Problem to solve - Give back the records below exactly, every one, with no pictures.

# # # #

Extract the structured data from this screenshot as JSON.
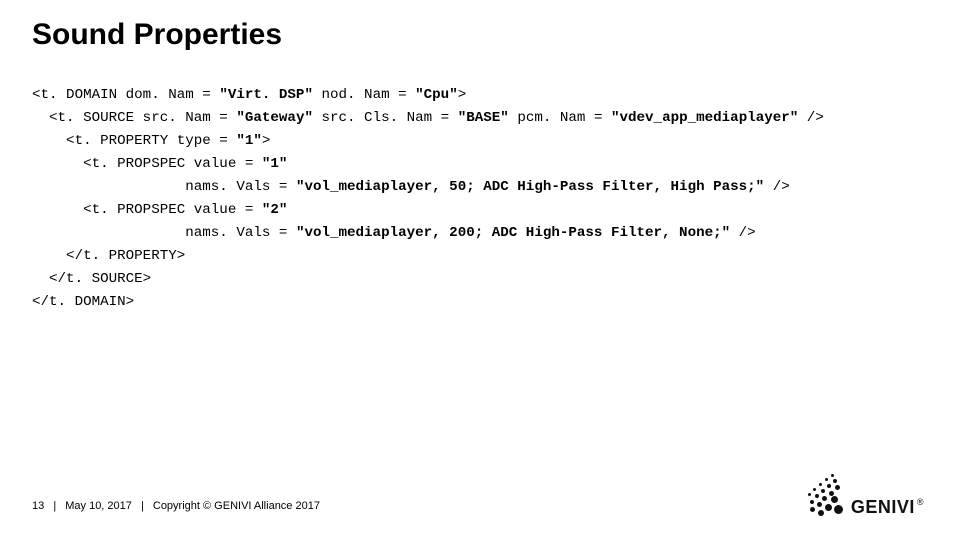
{
  "title": "Sound Properties",
  "code": {
    "l1a": "<t. DOMAIN dom. Nam = ",
    "l1b": "\"Virt. DSP\"",
    "l1c": " nod. Nam = ",
    "l1d": "\"Cpu\"",
    "l1e": ">",
    "l2a": "  <t. SOURCE src. Nam = ",
    "l2b": "\"Gateway\"",
    "l2c": " src. Cls. Nam = ",
    "l2d": "\"BASE\"",
    "l2e": " pcm. Nam = ",
    "l2f": "\"vdev_app_mediaplayer\"",
    "l2g": " />",
    "l3a": "    <t. PROPERTY type = ",
    "l3b": "\"1\"",
    "l3c": ">",
    "l4a": "      <t. PROPSPEC value = ",
    "l4b": "\"1\"",
    "l5a": "                  nams. Vals = ",
    "l5b": "\"vol_mediaplayer, 50; ADC High-Pass Filter, High Pass;\"",
    "l5c": " />",
    "l6a": "      <t. PROPSPEC value = ",
    "l6b": "\"2\"",
    "l7a": "                  nams. Vals = ",
    "l7b": "\"vol_mediaplayer, 200; ADC High-Pass Filter, None;\"",
    "l7c": " />",
    "l8": "    </t. PROPERTY>",
    "l9": "  </t. SOURCE>",
    "l10": "</t. DOMAIN>"
  },
  "footer": {
    "page": "13",
    "date": "May 10, 2017",
    "copyright": "Copyright © GENIVI Alliance 2017"
  },
  "logo": {
    "text": "GENIVI",
    "reg": "®"
  }
}
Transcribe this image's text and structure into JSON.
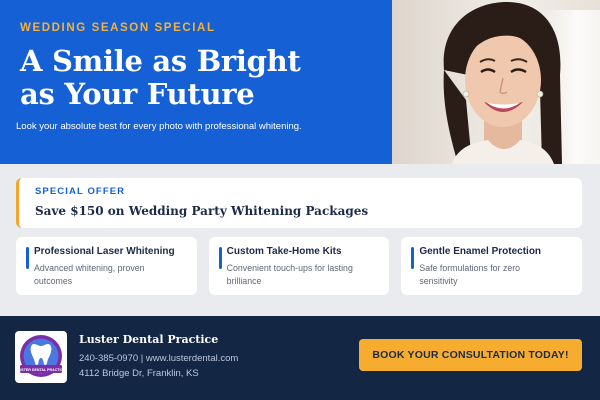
{
  "hero": {
    "eyebrow": "WEDDING SEASON SPECIAL",
    "headline_line1": "A Smile as Bright",
    "headline_line2": "as Your Future",
    "subline": "Look your absolute best for every photo with professional whitening.",
    "photo_icon": "bride-portrait-photo"
  },
  "offer": {
    "tag": "SPECIAL OFFER",
    "title": "Save $150 on Wedding Party Whitening Packages",
    "accent_color": "#f3a52c"
  },
  "features": [
    {
      "title": "Professional Laser Whitening",
      "desc_line1": "Advanced whitening, proven",
      "desc_line2": "outcomes"
    },
    {
      "title": "Custom Take-Home Kits",
      "desc_line1": "Convenient touch-ups for lasting",
      "desc_line2": "brilliance"
    },
    {
      "title": "Gentle Enamel Protection",
      "desc_line1": "Safe formulations for zero",
      "desc_line2": "sensitivity"
    }
  ],
  "footer": {
    "logo_icon": "tooth-logo-icon",
    "logo_text": "LUSTER DENTAL PRACTICE",
    "practice_name": "Luster Dental Practice",
    "contact_line1": "240-385-0970 | www.lusterdental.com",
    "contact_line2": "4112 Bridge Dr, Franklin, KS",
    "cta_label": "BOOK YOUR CONSULTATION TODAY!"
  },
  "colors": {
    "brand_blue": "#1560d4",
    "navy": "#132744",
    "accent_orange": "#f6ac2f",
    "gold_text": "#f3b23c"
  }
}
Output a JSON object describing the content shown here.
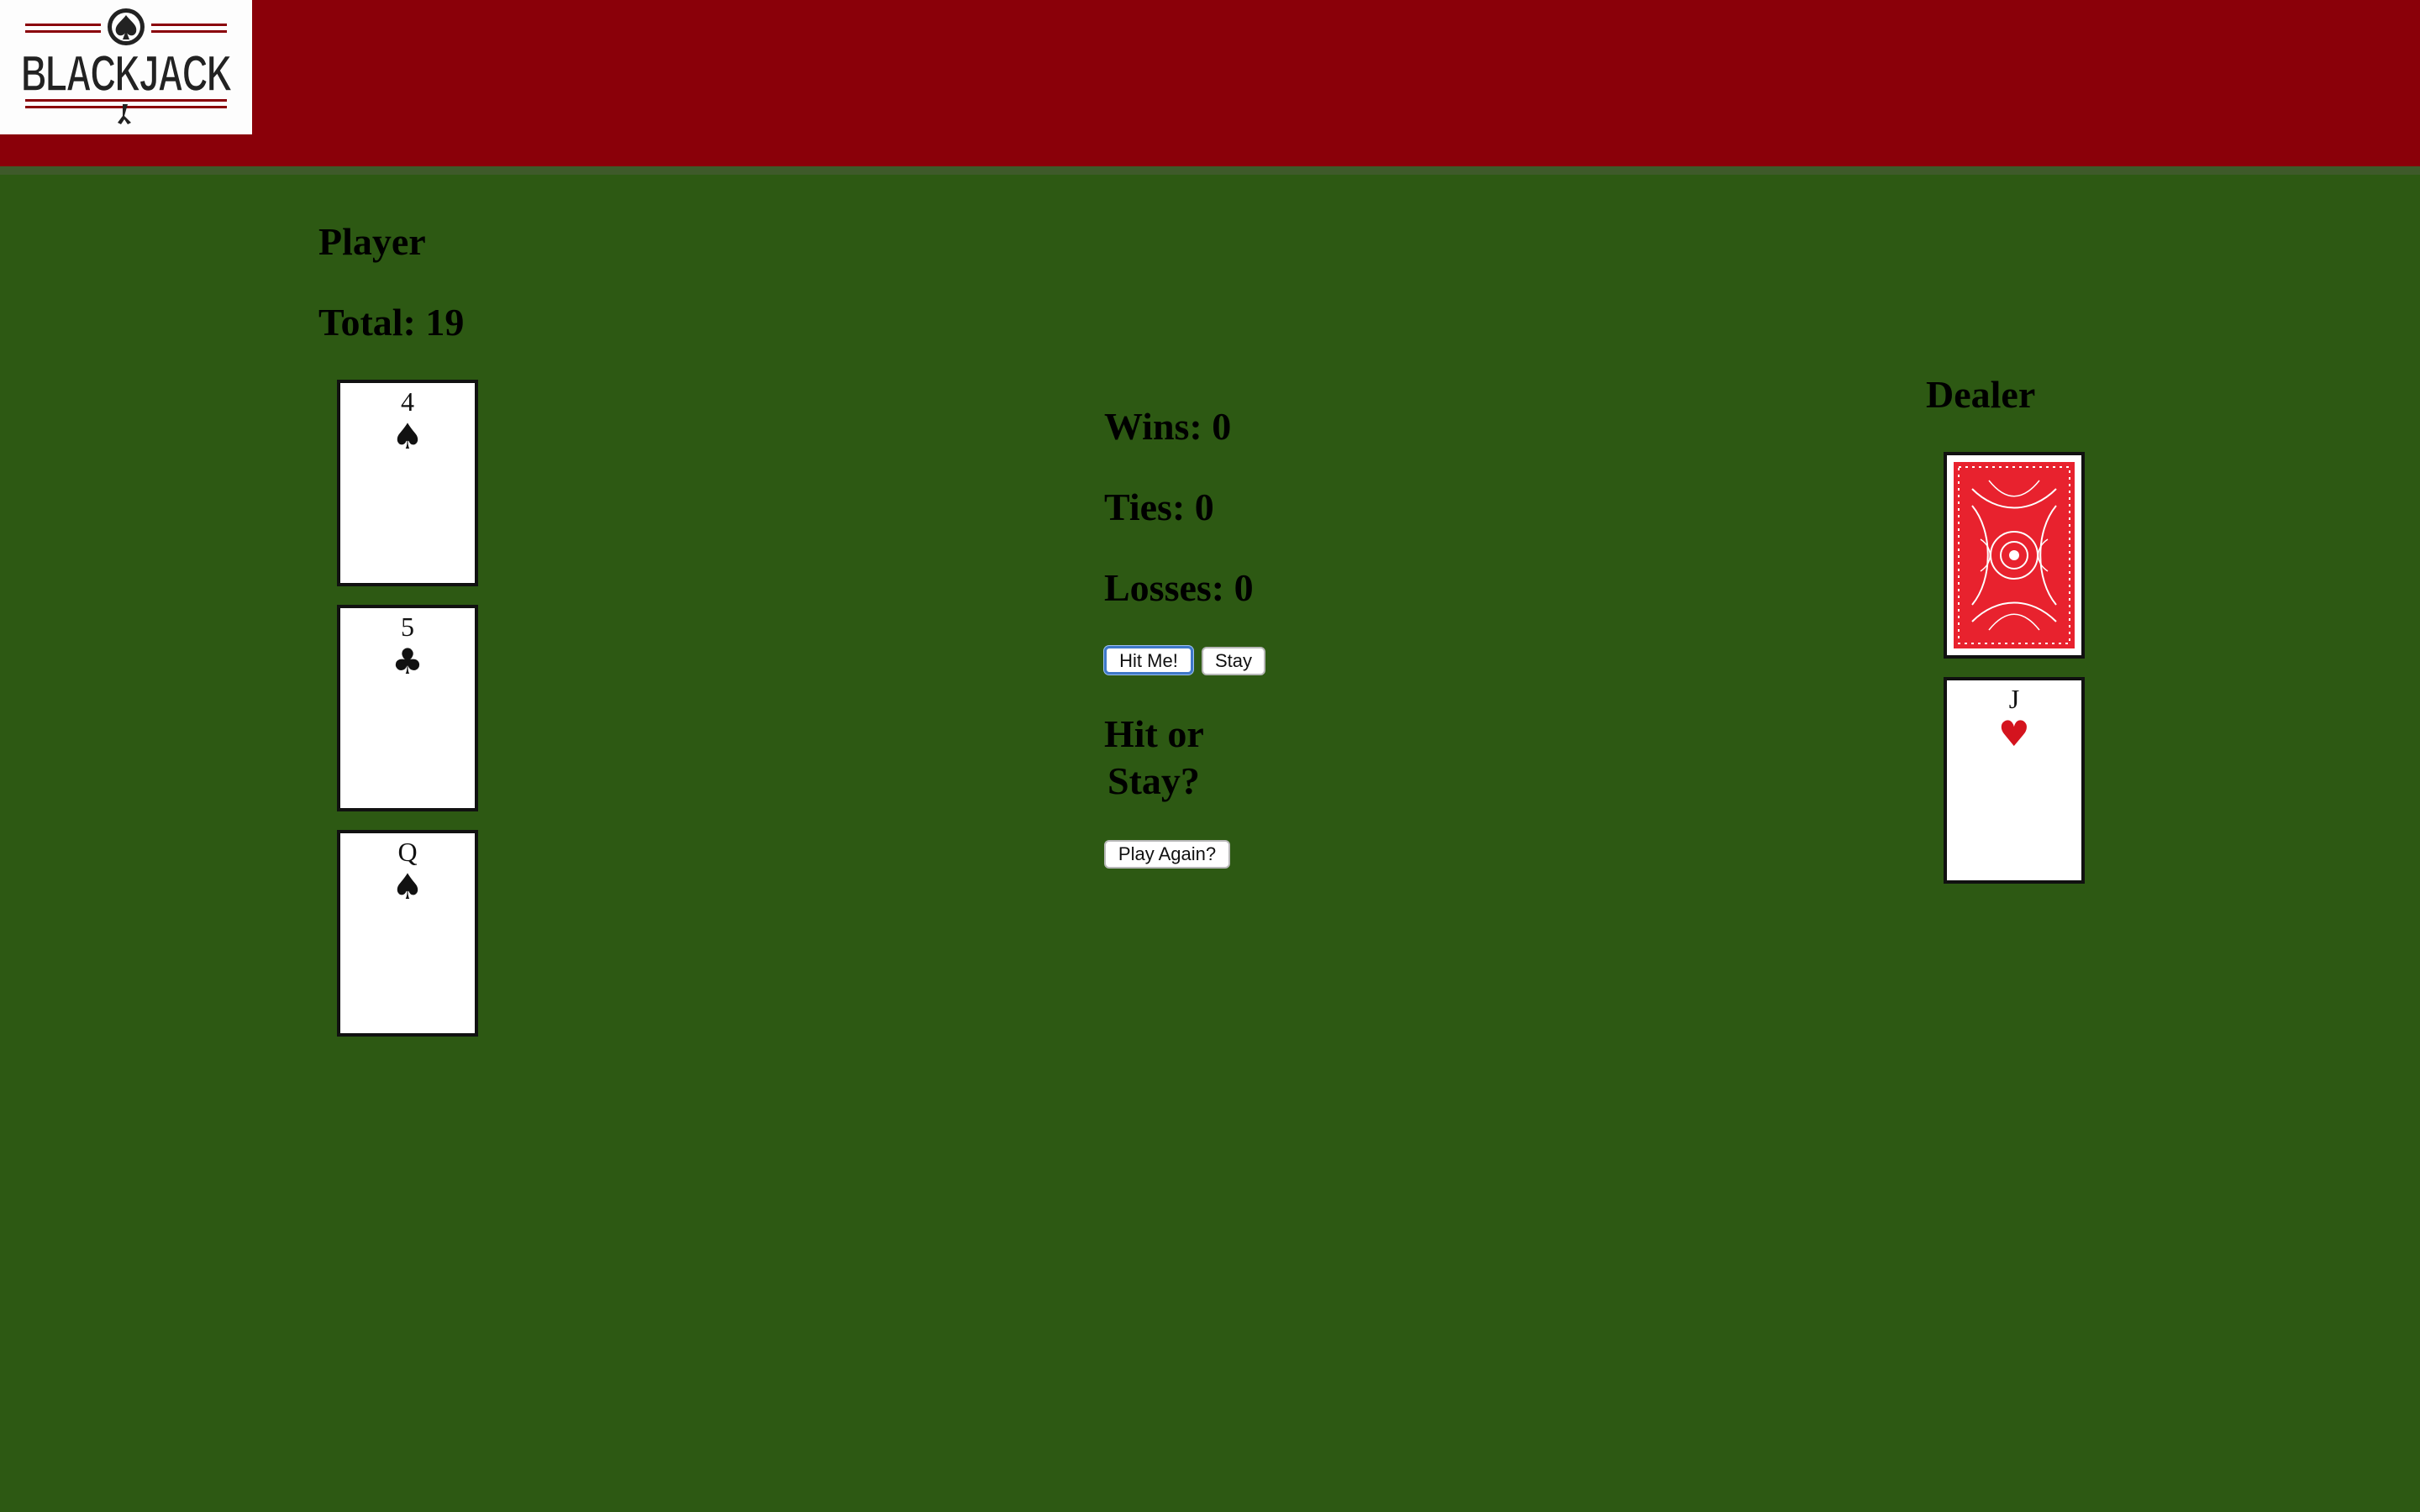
{
  "app": {
    "logo_text": "BLACKJACK"
  },
  "player": {
    "title": "Player",
    "total_label": "Total: 19",
    "cards": [
      {
        "rank": "4",
        "suit": "♠",
        "suit_color": "#111111"
      },
      {
        "rank": "5",
        "suit": "♣",
        "suit_color": "#111111"
      },
      {
        "rank": "Q",
        "suit": "♠",
        "suit_color": "#111111"
      }
    ]
  },
  "dealer": {
    "title": "Dealer",
    "hidden_card": "card-back",
    "cards": [
      {
        "rank": "J",
        "suit": "♥",
        "suit_color": "#d4141e"
      }
    ]
  },
  "scoreboard": {
    "wins": "Wins: 0",
    "ties": "Ties: 0",
    "losses": "Losses: 0"
  },
  "controls": {
    "hit_label": "Hit Me!",
    "stay_label": "Stay",
    "status_line1": "Hit or",
    "status_line2": "Stay?",
    "play_again_label": "Play Again?"
  },
  "colors": {
    "header": "#8a0009",
    "table": "#2d5913",
    "card_back": "#e8222e"
  }
}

# # # #

Solution for this problem -
Extract the structured data from this screenshot as JSON.
{
  "title": "Sound Properties",
  "code": {
    "l1a": "<t. DOMAIN dom. Nam = ",
    "l1b": "\"Virt. DSP\"",
    "l1c": " nod. Nam = ",
    "l1d": "\"Cpu\"",
    "l1e": ">",
    "l2a": "  <t. SOURCE src. Nam = ",
    "l2b": "\"Gateway\"",
    "l2c": " src. Cls. Nam = ",
    "l2d": "\"BASE\"",
    "l2e": " pcm. Nam = ",
    "l2f": "\"vdev_app_mediaplayer\"",
    "l2g": " />",
    "l3a": "    <t. PROPERTY type = ",
    "l3b": "\"1\"",
    "l3c": ">",
    "l4a": "      <t. PROPSPEC value = ",
    "l4b": "\"1\"",
    "l5a": "                  nams. Vals = ",
    "l5b": "\"vol_mediaplayer, 50; ADC High-Pass Filter, High Pass;\"",
    "l5c": " />",
    "l6a": "      <t. PROPSPEC value = ",
    "l6b": "\"2\"",
    "l7a": "                  nams. Vals = ",
    "l7b": "\"vol_mediaplayer, 200; ADC High-Pass Filter, None;\"",
    "l7c": " />",
    "l8": "    </t. PROPERTY>",
    "l9": "  </t. SOURCE>",
    "l10": "</t. DOMAIN>"
  },
  "footer": {
    "page": "13",
    "date": "May 10, 2017",
    "copyright": "Copyright © GENIVI Alliance 2017"
  },
  "logo": {
    "text": "GENIVI",
    "reg": "®"
  }
}
Transcribe this image's text and structure into JSON.
{
  "hero": {
    "eyebrow": "WEDDING SEASON SPECIAL",
    "headline_line1": "A Smile as Bright",
    "headline_line2": "as Your Future",
    "subline": "Look your absolute best for every photo with professional whitening.",
    "photo_icon": "bride-portrait-photo"
  },
  "offer": {
    "tag": "SPECIAL OFFER",
    "title": "Save $150 on Wedding Party Whitening Packages",
    "accent_color": "#f3a52c"
  },
  "features": [
    {
      "title": "Professional Laser Whitening",
      "desc_line1": "Advanced whitening, proven",
      "desc_line2": "outcomes"
    },
    {
      "title": "Custom Take-Home Kits",
      "desc_line1": "Convenient touch-ups for lasting",
      "desc_line2": "brilliance"
    },
    {
      "title": "Gentle Enamel Protection",
      "desc_line1": "Safe formulations for zero",
      "desc_line2": "sensitivity"
    }
  ],
  "footer": {
    "logo_icon": "tooth-logo-icon",
    "logo_text": "LUSTER DENTAL PRACTICE",
    "practice_name": "Luster Dental Practice",
    "contact_line1": "240-385-0970 | www.lusterdental.com",
    "contact_line2": "4112 Bridge Dr, Franklin, KS",
    "cta_label": "BOOK YOUR CONSULTATION TODAY!"
  },
  "colors": {
    "brand_blue": "#1560d4",
    "navy": "#132744",
    "accent_orange": "#f6ac2f",
    "gold_text": "#f3b23c"
  }
}
Output a JSON object describing the content shown here.
{
  "app": {
    "logo_text": "BLACKJACK"
  },
  "player": {
    "title": "Player",
    "total_label": "Total: 19",
    "cards": [
      {
        "rank": "4",
        "suit": "♠",
        "suit_color": "#111111"
      },
      {
        "rank": "5",
        "suit": "♣",
        "suit_color": "#111111"
      },
      {
        "rank": "Q",
        "suit": "♠",
        "suit_color": "#111111"
      }
    ]
  },
  "dealer": {
    "title": "Dealer",
    "hidden_card": "card-back",
    "cards": [
      {
        "rank": "J",
        "suit": "♥",
        "suit_color": "#d4141e"
      }
    ]
  },
  "scoreboard": {
    "wins": "Wins: 0",
    "ties": "Ties: 0",
    "losses": "Losses: 0"
  },
  "controls": {
    "hit_label": "Hit Me!",
    "stay_label": "Stay",
    "status_line1": "Hit or",
    "status_line2": "Stay?",
    "play_again_label": "Play Again?"
  },
  "colors": {
    "header": "#8a0009",
    "table": "#2d5913",
    "card_back": "#e8222e"
  }
}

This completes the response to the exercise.